==== Entries provided ====

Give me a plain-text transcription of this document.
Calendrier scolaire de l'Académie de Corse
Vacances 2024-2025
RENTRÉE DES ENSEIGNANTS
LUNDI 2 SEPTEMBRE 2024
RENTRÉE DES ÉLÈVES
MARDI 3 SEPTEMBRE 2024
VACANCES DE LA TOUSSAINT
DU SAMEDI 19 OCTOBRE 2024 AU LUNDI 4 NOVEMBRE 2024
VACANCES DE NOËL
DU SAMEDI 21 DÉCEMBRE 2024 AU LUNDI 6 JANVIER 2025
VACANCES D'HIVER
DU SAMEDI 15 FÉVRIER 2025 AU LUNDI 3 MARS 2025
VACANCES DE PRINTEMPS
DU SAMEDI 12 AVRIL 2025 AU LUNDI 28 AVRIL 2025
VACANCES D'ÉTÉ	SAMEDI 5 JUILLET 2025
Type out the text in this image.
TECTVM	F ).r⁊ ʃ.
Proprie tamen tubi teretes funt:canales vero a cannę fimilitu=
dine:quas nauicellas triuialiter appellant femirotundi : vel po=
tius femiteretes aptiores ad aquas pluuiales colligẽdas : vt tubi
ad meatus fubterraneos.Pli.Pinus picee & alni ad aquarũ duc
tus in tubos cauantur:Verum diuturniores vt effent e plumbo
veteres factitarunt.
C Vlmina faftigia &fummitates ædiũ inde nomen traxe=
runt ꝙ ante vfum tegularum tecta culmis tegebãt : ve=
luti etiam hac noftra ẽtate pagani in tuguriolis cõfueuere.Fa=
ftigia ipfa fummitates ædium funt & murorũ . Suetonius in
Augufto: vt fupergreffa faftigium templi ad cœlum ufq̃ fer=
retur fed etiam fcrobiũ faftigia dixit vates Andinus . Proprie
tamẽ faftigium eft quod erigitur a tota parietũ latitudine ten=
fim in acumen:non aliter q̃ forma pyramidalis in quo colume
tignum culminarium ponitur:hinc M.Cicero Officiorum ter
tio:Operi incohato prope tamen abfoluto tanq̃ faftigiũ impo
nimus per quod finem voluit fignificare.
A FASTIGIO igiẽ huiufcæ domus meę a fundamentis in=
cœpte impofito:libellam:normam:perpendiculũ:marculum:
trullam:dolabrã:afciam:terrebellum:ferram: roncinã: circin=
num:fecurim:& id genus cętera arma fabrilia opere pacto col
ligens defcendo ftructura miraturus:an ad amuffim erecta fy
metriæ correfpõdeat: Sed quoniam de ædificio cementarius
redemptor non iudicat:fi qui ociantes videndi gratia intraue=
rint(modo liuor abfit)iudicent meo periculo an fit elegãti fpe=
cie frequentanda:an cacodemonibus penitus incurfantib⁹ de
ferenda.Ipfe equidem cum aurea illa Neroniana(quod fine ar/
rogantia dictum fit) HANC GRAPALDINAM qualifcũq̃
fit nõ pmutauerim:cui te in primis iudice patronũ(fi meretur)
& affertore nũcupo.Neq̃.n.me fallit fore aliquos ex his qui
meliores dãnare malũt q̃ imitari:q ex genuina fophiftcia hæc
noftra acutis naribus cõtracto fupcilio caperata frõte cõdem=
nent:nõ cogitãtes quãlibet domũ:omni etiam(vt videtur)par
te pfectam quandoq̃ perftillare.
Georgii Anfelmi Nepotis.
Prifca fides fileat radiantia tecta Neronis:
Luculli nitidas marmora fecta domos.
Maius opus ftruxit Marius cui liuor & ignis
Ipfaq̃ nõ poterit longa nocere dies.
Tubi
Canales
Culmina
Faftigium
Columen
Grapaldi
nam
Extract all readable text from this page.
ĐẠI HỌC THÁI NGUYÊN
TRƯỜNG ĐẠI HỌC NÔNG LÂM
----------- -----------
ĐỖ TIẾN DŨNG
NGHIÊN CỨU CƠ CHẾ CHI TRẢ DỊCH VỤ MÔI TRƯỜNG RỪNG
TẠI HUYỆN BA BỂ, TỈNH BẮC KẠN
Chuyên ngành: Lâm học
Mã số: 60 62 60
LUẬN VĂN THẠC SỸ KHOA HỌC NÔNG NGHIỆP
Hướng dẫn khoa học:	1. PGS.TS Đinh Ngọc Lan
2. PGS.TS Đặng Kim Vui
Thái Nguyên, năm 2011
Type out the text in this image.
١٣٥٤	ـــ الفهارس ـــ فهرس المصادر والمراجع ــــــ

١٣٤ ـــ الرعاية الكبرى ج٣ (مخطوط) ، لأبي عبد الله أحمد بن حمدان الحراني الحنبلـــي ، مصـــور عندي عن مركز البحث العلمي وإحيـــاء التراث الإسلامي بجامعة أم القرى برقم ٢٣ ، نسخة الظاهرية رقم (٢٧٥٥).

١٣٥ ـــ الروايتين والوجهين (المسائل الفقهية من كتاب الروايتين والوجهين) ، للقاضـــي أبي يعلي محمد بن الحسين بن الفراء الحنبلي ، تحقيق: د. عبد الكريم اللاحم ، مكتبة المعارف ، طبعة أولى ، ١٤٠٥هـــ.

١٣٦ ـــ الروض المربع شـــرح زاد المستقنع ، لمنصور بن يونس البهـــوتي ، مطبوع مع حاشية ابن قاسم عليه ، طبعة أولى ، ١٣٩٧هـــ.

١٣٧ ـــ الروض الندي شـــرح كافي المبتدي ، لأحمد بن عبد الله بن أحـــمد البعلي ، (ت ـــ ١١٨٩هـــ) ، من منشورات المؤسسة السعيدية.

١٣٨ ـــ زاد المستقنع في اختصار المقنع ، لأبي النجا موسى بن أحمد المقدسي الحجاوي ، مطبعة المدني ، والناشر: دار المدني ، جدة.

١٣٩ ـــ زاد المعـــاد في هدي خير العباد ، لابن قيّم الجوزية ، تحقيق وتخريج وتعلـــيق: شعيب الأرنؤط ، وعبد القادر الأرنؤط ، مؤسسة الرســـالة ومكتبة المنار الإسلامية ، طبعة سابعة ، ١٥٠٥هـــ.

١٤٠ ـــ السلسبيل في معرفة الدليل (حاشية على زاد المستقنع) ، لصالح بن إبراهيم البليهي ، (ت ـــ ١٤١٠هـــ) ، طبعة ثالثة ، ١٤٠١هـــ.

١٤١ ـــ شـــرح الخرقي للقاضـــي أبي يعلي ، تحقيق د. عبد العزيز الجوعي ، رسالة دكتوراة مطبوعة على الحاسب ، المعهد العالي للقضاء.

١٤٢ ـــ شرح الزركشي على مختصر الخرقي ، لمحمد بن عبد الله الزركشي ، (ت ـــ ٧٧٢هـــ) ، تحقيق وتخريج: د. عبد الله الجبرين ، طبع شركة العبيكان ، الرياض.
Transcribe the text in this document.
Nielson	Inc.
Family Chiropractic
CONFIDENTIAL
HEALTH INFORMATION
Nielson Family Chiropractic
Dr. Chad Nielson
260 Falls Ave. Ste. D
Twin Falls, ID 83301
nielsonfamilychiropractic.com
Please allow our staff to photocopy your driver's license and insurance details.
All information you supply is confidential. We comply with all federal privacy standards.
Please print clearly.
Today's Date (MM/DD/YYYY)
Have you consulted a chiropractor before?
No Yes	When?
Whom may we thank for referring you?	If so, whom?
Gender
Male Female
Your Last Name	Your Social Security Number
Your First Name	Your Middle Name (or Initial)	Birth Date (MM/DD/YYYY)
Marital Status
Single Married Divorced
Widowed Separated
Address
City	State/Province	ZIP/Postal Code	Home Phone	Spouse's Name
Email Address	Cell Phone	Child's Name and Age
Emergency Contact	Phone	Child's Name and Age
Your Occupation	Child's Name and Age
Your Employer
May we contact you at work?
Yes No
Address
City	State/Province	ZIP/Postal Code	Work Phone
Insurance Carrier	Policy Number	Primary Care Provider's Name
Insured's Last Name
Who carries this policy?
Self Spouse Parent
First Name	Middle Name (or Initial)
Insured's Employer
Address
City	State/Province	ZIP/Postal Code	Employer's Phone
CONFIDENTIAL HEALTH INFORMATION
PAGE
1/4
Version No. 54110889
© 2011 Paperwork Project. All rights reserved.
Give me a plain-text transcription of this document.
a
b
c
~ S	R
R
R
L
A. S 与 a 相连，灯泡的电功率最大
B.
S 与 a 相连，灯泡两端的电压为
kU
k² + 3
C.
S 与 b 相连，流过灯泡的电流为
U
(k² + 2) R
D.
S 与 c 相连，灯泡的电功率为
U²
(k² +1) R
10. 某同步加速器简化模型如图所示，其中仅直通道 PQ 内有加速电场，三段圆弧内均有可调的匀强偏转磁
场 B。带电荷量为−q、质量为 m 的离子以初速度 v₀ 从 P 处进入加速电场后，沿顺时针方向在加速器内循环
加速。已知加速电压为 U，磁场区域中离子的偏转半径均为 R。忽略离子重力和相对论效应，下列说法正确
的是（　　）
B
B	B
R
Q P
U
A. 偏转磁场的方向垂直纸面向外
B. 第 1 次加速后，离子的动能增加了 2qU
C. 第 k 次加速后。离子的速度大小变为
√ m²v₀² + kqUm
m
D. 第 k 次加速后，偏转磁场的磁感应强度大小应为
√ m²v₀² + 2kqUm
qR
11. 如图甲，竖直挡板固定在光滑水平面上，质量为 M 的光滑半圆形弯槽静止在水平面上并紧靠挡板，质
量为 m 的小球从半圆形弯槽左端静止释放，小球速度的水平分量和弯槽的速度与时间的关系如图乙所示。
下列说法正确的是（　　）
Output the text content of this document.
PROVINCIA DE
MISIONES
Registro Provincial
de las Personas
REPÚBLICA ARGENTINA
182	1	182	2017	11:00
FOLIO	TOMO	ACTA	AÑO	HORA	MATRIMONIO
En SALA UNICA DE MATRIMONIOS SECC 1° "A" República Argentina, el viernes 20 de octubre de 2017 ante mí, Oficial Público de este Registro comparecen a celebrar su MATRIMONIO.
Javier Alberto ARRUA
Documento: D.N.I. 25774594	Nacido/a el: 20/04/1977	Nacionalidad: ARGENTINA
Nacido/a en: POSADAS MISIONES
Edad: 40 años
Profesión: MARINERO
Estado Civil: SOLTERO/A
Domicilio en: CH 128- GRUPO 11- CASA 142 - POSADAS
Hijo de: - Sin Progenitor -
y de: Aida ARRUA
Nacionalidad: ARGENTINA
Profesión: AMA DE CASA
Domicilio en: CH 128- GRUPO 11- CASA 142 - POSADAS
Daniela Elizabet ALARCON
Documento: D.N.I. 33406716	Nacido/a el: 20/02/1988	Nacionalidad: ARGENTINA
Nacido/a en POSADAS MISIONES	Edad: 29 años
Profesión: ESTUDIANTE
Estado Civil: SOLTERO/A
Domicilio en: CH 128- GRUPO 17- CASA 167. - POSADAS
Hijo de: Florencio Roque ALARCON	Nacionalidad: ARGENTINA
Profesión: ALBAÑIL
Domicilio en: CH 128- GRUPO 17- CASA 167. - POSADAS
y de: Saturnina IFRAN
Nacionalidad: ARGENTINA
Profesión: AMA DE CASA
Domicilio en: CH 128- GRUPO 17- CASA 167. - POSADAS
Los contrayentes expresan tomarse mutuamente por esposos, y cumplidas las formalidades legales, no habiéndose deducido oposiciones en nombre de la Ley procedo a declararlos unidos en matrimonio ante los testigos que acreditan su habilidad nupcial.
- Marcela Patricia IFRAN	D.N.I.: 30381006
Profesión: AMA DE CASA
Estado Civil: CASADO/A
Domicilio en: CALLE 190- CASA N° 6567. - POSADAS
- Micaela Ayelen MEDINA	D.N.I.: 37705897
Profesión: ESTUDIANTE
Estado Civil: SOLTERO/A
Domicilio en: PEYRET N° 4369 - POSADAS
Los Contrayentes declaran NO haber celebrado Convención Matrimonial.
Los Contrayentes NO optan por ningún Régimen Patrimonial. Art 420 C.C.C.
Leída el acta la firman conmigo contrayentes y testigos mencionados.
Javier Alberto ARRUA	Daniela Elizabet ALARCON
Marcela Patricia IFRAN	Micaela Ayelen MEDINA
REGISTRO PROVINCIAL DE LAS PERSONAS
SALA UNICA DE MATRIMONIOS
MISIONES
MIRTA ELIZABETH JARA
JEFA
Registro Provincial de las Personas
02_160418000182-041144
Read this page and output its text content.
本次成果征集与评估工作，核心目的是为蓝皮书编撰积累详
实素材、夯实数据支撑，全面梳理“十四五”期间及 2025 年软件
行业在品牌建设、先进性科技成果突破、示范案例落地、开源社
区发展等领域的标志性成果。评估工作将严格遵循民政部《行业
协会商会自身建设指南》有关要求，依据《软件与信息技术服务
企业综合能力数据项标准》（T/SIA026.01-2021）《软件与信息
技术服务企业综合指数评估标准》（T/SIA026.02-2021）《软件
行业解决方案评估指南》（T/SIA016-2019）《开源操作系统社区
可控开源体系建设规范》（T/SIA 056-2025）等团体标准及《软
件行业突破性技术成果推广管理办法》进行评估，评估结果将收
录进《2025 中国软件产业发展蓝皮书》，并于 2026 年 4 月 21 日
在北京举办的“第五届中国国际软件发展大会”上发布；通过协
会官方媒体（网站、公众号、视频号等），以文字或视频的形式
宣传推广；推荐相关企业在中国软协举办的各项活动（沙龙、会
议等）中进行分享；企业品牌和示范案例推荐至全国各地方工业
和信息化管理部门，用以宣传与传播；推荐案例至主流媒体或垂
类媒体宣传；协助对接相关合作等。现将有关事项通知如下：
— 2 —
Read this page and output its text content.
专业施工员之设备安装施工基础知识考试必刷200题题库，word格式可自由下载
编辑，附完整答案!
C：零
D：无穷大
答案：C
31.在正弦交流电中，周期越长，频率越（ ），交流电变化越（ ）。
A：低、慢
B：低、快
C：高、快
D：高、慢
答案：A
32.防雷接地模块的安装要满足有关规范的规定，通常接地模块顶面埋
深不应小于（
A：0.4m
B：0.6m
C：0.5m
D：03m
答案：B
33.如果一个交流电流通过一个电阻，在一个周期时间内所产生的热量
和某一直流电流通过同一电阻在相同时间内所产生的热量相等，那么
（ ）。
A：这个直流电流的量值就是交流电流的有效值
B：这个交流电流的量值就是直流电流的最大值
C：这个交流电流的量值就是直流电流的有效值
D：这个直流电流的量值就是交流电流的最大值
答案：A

====

● **Required work**
Copy every line of the records above that holds the word "Province".

● **Output for this task**
City	State/Province	ZIP/Postal Code	Home Phone	Spouse's Name
City	State/Province	ZIP/Postal Code	Work Phone
City	State/Province	ZIP/Postal Code	Employer's Phone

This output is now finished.